» Set exercise: The required output is a single number: how many lines of the material contain the string "Favorite".

(Stored data entries)

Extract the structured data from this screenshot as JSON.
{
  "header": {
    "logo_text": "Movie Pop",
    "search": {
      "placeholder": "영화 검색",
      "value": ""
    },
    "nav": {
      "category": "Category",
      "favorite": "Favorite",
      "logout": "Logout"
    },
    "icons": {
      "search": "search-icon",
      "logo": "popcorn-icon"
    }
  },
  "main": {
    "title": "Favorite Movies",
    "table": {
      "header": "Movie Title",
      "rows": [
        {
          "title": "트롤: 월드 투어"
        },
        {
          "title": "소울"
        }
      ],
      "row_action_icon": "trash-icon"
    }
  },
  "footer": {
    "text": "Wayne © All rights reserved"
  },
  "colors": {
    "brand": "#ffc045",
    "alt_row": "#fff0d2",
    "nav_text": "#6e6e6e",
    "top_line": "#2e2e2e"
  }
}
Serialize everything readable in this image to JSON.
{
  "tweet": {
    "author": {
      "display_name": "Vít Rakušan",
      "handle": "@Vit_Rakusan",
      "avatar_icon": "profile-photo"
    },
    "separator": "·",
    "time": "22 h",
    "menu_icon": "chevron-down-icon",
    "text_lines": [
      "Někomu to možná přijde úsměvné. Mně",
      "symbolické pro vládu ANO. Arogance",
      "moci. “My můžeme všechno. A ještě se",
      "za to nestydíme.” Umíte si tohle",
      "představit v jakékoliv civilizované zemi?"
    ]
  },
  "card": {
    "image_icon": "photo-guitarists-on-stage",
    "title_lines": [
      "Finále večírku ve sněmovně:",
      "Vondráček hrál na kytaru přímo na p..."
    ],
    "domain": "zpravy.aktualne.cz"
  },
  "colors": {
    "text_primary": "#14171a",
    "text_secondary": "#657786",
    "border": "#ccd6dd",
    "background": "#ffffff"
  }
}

» Exercise solution: 2